*AVAILABLE DATA*
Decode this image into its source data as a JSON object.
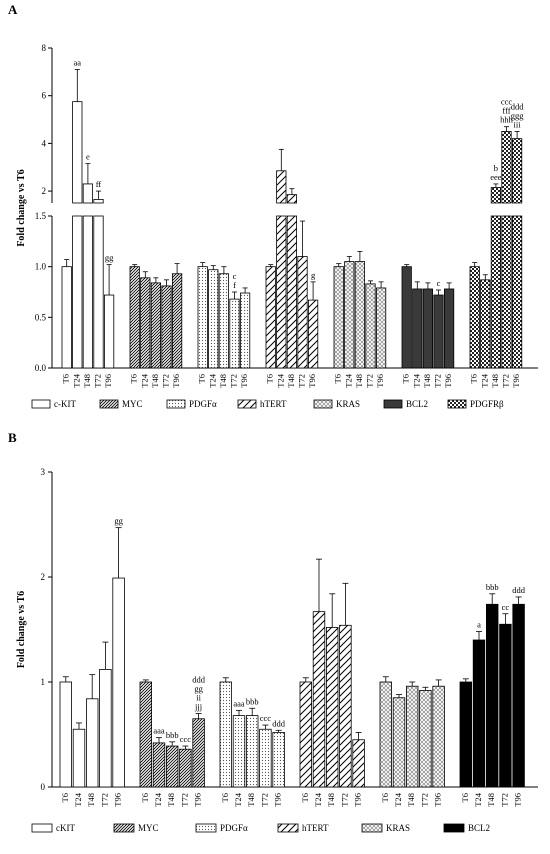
{
  "chart_data": [
    {
      "type": "bar",
      "panel": "A",
      "ylabel": "Fold change vs T6",
      "axis_break": {
        "lower_range": [
          0,
          1.5
        ],
        "upper_range": [
          1.5,
          8
        ]
      },
      "yticks_lower": [
        "0.0",
        "0.5",
        "1.0",
        "1.5"
      ],
      "yticks_upper": [
        "2",
        "4",
        "6",
        "8"
      ],
      "categories": [
        "T6",
        "T24",
        "T48",
        "T72",
        "T96"
      ],
      "legend_placement": "bottom",
      "series": [
        {
          "name": "c-KIT",
          "pattern": "white",
          "values": [
            1.0,
            5.75,
            2.3,
            1.65,
            0.72
          ],
          "errors": [
            0.07,
            1.35,
            0.85,
            0.35,
            0.3
          ],
          "annotations": [
            "",
            "aa",
            "e",
            "ff",
            "gg"
          ]
        },
        {
          "name": "MYC",
          "pattern": "dense-diagonal",
          "values": [
            1.0,
            0.89,
            0.84,
            0.81,
            0.93
          ],
          "errors": [
            0.02,
            0.06,
            0.05,
            0.06,
            0.1
          ],
          "annotations": [
            "",
            "",
            "",
            "",
            ""
          ]
        },
        {
          "name": "PDGFα",
          "pattern": "dots",
          "values": [
            1.0,
            0.97,
            0.93,
            0.68,
            0.74
          ],
          "errors": [
            0.04,
            0.04,
            0.07,
            0.07,
            0.05
          ],
          "annotations": [
            "",
            "",
            "",
            "c\nf",
            ""
          ]
        },
        {
          "name": "hTERT",
          "pattern": "wide-diagonal",
          "values": [
            1.0,
            2.85,
            1.85,
            1.1,
            0.67
          ],
          "errors": [
            0.02,
            0.9,
            0.25,
            0.35,
            0.18
          ],
          "annotations": [
            "",
            "",
            "",
            "",
            "g"
          ]
        },
        {
          "name": "KRAS",
          "pattern": "crosshatch",
          "values": [
            1.0,
            1.05,
            1.05,
            0.83,
            0.79
          ],
          "errors": [
            0.03,
            0.05,
            0.1,
            0.03,
            0.06
          ],
          "annotations": [
            "",
            "",
            "",
            "",
            ""
          ]
        },
        {
          "name": "BCL2",
          "pattern": "dark",
          "values": [
            1.0,
            0.78,
            0.78,
            0.72,
            0.78
          ],
          "errors": [
            0.02,
            0.07,
            0.06,
            0.05,
            0.06
          ],
          "annotations": [
            "",
            "",
            "",
            "c",
            ""
          ]
        },
        {
          "name": "PDGFRβ",
          "pattern": "checker",
          "values": [
            1.0,
            0.87,
            2.15,
            4.5,
            4.2
          ],
          "errors": [
            0.04,
            0.05,
            0.15,
            0.2,
            0.3
          ],
          "annotations": [
            "",
            "",
            "b\neee",
            "ccc\nfff\nhhh",
            "ddd\nggg\niii"
          ]
        }
      ]
    },
    {
      "type": "bar",
      "panel": "B",
      "ylabel": "Fold change vs T6",
      "ylim": [
        0,
        3
      ],
      "yticks": [
        "0",
        "1",
        "2",
        "3"
      ],
      "categories": [
        "T6",
        "T24",
        "T48",
        "T72",
        "T96"
      ],
      "legend_placement": "bottom",
      "series": [
        {
          "name": "cKIT",
          "pattern": "white",
          "values": [
            1.0,
            0.55,
            0.84,
            1.12,
            1.99
          ],
          "errors": [
            0.05,
            0.06,
            0.23,
            0.26,
            0.48
          ],
          "annotations": [
            "",
            "",
            "",
            "",
            "gg"
          ]
        },
        {
          "name": "MYC",
          "pattern": "dense-diagonal",
          "values": [
            1.0,
            0.42,
            0.39,
            0.36,
            0.65
          ],
          "errors": [
            0.02,
            0.05,
            0.04,
            0.03,
            0.05
          ],
          "annotations": [
            "",
            "aaa",
            "bbb",
            "ccc",
            "ddd\ngg\nii\njjj"
          ]
        },
        {
          "name": "PDGFα",
          "pattern": "dots",
          "values": [
            1.0,
            0.68,
            0.68,
            0.55,
            0.52
          ],
          "errors": [
            0.04,
            0.05,
            0.07,
            0.04,
            0.02
          ],
          "annotations": [
            "",
            "aaa",
            "bbb",
            "ccc",
            "ddd"
          ]
        },
        {
          "name": "hTERT",
          "pattern": "wide-diagonal",
          "values": [
            1.0,
            1.67,
            1.52,
            1.54,
            0.45
          ],
          "errors": [
            0.04,
            0.5,
            0.32,
            0.4,
            0.07
          ],
          "annotations": [
            "",
            "",
            "",
            "",
            ""
          ]
        },
        {
          "name": "KRAS",
          "pattern": "crosshatch",
          "values": [
            1.0,
            0.85,
            0.96,
            0.92,
            0.96
          ],
          "errors": [
            0.05,
            0.03,
            0.04,
            0.03,
            0.06
          ],
          "annotations": [
            "",
            "",
            "",
            "",
            ""
          ]
        },
        {
          "name": "BCL2",
          "pattern": "black",
          "values": [
            1.0,
            1.4,
            1.74,
            1.55,
            1.74
          ],
          "errors": [
            0.03,
            0.08,
            0.1,
            0.1,
            0.07
          ],
          "annotations": [
            "",
            "a",
            "bbb",
            "cc",
            "ddd"
          ]
        }
      ]
    }
  ]
}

*PROBLEM TO WORK ON*
Retype each line of the listing above word for word. Exclude the pictures.

*PROBLEM SOLUTION*
Decode this image into its source data as a JSON object.
{
  "chart_data": [
    {
      "type": "bar",
      "panel": "A",
      "ylabel": "Fold change vs T6",
      "axis_break": {
        "lower_range": [
          0,
          1.5
        ],
        "upper_range": [
          1.5,
          8
        ]
      },
      "yticks_lower": [
        "0.0",
        "0.5",
        "1.0",
        "1.5"
      ],
      "yticks_upper": [
        "2",
        "4",
        "6",
        "8"
      ],
      "categories": [
        "T6",
        "T24",
        "T48",
        "T72",
        "T96"
      ],
      "legend_placement": "bottom",
      "series": [
        {
          "name": "c-KIT",
          "pattern": "white",
          "values": [
            1.0,
            5.75,
            2.3,
            1.65,
            0.72
          ],
          "errors": [
            0.07,
            1.35,
            0.85,
            0.35,
            0.3
          ],
          "annotations": [
            "",
            "aa",
            "e",
            "ff",
            "gg"
          ]
        },
        {
          "name": "MYC",
          "pattern": "dense-diagonal",
          "values": [
            1.0,
            0.89,
            0.84,
            0.81,
            0.93
          ],
          "errors": [
            0.02,
            0.06,
            0.05,
            0.06,
            0.1
          ],
          "annotations": [
            "",
            "",
            "",
            "",
            ""
          ]
        },
        {
          "name": "PDGFα",
          "pattern": "dots",
          "values": [
            1.0,
            0.97,
            0.93,
            0.68,
            0.74
          ],
          "errors": [
            0.04,
            0.04,
            0.07,
            0.07,
            0.05
          ],
          "annotations": [
            "",
            "",
            "",
            "c\nf",
            ""
          ]
        },
        {
          "name": "hTERT",
          "pattern": "wide-diagonal",
          "values": [
            1.0,
            2.85,
            1.85,
            1.1,
            0.67
          ],
          "errors": [
            0.02,
            0.9,
            0.25,
            0.35,
            0.18
          ],
          "annotations": [
            "",
            "",
            "",
            "",
            "g"
          ]
        },
        {
          "name": "KRAS",
          "pattern": "crosshatch",
          "values": [
            1.0,
            1.05,
            1.05,
            0.83,
            0.79
          ],
          "errors": [
            0.03,
            0.05,
            0.1,
            0.03,
            0.06
          ],
          "annotations": [
            "",
            "",
            "",
            "",
            ""
          ]
        },
        {
          "name": "BCL2",
          "pattern": "dark",
          "values": [
            1.0,
            0.78,
            0.78,
            0.72,
            0.78
          ],
          "errors": [
            0.02,
            0.07,
            0.06,
            0.05,
            0.06
          ],
          "annotations": [
            "",
            "",
            "",
            "c",
            ""
          ]
        },
        {
          "name": "PDGFRβ",
          "pattern": "checker",
          "values": [
            1.0,
            0.87,
            2.15,
            4.5,
            4.2
          ],
          "errors": [
            0.04,
            0.05,
            0.15,
            0.2,
            0.3
          ],
          "annotations": [
            "",
            "",
            "b\neee",
            "ccc\nfff\nhhh",
            "ddd\nggg\niii"
          ]
        }
      ]
    },
    {
      "type": "bar",
      "panel": "B",
      "ylabel": "Fold change vs T6",
      "ylim": [
        0,
        3
      ],
      "yticks": [
        "0",
        "1",
        "2",
        "3"
      ],
      "categories": [
        "T6",
        "T24",
        "T48",
        "T72",
        "T96"
      ],
      "legend_placement": "bottom",
      "series": [
        {
          "name": "cKIT",
          "pattern": "white",
          "values": [
            1.0,
            0.55,
            0.84,
            1.12,
            1.99
          ],
          "errors": [
            0.05,
            0.06,
            0.23,
            0.26,
            0.48
          ],
          "annotations": [
            "",
            "",
            "",
            "",
            "gg"
          ]
        },
        {
          "name": "MYC",
          "pattern": "dense-diagonal",
          "values": [
            1.0,
            0.42,
            0.39,
            0.36,
            0.65
          ],
          "errors": [
            0.02,
            0.05,
            0.04,
            0.03,
            0.05
          ],
          "annotations": [
            "",
            "aaa",
            "bbb",
            "ccc",
            "ddd\ngg\nii\njjj"
          ]
        },
        {
          "name": "PDGFα",
          "pattern": "dots",
          "values": [
            1.0,
            0.68,
            0.68,
            0.55,
            0.52
          ],
          "errors": [
            0.04,
            0.05,
            0.07,
            0.04,
            0.02
          ],
          "annotations": [
            "",
            "aaa",
            "bbb",
            "ccc",
            "ddd"
          ]
        },
        {
          "name": "hTERT",
          "pattern": "wide-diagonal",
          "values": [
            1.0,
            1.67,
            1.52,
            1.54,
            0.45
          ],
          "errors": [
            0.04,
            0.5,
            0.32,
            0.4,
            0.07
          ],
          "annotations": [
            "",
            "",
            "",
            "",
            ""
          ]
        },
        {
          "name": "KRAS",
          "pattern": "crosshatch",
          "values": [
            1.0,
            0.85,
            0.96,
            0.92,
            0.96
          ],
          "errors": [
            0.05,
            0.03,
            0.04,
            0.03,
            0.06
          ],
          "annotations": [
            "",
            "",
            "",
            "",
            ""
          ]
        },
        {
          "name": "BCL2",
          "pattern": "black",
          "values": [
            1.0,
            1.4,
            1.74,
            1.55,
            1.74
          ],
          "errors": [
            0.03,
            0.08,
            0.1,
            0.1,
            0.07
          ],
          "annotations": [
            "",
            "a",
            "bbb",
            "cc",
            "ddd"
          ]
        }
      ]
    }
  ]
}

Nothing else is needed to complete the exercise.